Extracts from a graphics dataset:

_____

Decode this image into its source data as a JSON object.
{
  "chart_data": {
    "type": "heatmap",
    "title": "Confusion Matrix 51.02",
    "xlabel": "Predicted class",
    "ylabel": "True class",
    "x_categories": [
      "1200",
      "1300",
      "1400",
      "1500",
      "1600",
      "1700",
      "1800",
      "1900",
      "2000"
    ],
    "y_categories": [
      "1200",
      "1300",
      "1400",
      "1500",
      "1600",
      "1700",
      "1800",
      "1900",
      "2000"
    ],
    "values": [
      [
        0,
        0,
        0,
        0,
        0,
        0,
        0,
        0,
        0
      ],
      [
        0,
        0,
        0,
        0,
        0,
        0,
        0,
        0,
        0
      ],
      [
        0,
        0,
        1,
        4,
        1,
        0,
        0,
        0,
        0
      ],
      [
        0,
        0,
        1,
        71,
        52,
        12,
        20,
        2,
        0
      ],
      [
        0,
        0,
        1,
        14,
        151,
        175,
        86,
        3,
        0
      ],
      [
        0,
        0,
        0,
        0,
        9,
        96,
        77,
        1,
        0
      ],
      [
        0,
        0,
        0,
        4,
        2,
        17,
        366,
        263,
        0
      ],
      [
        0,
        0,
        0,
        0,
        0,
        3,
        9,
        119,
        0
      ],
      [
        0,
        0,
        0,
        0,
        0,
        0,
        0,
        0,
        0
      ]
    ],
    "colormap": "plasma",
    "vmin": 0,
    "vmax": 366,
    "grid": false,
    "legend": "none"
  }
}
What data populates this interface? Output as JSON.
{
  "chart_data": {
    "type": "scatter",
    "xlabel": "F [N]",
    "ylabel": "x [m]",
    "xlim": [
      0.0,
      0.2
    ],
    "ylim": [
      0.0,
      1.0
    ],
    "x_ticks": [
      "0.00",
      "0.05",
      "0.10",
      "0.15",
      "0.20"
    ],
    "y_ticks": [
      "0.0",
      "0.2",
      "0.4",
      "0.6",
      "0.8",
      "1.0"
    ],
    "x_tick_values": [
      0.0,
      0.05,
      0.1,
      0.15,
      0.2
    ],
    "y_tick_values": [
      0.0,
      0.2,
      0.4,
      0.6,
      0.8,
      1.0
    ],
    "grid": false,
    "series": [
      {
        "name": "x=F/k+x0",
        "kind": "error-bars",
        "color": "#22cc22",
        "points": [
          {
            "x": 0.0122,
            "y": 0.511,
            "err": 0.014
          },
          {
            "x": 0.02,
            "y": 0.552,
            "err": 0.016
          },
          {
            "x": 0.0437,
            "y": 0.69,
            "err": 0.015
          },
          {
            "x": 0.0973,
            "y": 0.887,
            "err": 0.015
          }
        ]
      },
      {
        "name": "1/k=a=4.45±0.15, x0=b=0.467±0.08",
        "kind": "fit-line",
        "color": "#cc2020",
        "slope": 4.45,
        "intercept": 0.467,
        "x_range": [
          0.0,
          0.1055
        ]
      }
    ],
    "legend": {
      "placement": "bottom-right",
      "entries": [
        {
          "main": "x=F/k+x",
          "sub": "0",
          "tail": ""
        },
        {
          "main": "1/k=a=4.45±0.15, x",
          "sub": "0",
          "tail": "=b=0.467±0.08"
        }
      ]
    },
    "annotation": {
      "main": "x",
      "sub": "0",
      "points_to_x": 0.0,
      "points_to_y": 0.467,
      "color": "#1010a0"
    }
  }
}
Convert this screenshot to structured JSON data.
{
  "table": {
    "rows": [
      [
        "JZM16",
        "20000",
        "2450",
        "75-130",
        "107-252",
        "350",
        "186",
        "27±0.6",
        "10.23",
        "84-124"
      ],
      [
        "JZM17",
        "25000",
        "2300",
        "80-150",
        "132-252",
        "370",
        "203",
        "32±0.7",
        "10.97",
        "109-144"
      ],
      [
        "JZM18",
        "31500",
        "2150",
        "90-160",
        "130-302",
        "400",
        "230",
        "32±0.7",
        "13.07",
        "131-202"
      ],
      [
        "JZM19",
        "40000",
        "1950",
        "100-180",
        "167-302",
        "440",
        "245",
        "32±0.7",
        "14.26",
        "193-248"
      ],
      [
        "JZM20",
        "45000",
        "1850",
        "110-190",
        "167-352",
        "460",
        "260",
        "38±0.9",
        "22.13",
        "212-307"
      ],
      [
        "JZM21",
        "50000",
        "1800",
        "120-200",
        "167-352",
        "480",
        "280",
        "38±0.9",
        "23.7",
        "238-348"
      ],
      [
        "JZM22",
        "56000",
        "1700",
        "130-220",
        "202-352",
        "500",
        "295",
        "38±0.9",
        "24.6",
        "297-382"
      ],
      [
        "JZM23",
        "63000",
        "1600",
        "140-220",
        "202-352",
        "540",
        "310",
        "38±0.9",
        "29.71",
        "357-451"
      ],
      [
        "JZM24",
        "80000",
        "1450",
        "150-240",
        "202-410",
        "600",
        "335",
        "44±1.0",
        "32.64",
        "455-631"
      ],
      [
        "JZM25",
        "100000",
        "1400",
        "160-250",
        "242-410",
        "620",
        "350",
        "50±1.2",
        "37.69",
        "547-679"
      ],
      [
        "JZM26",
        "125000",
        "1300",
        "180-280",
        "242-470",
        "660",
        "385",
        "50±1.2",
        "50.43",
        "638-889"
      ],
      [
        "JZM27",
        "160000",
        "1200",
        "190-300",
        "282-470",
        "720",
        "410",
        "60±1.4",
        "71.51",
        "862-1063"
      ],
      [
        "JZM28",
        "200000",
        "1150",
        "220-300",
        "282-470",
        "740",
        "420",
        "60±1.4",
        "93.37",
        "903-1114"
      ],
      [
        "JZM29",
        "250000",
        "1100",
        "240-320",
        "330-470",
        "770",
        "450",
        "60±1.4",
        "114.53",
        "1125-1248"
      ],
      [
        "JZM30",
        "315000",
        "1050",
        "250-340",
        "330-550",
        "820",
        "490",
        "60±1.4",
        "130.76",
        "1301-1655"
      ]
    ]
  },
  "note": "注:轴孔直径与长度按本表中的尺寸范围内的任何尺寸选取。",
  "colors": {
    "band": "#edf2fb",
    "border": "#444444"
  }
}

_____

_EXERCISE DESCRIPTION_
Show the lines of the records that contain the word "name".

_SOLUTION_
        "name": "x=F/k+x0",
        "name": "1/k=a=4.45±0.15, x0=b=0.467±0.08",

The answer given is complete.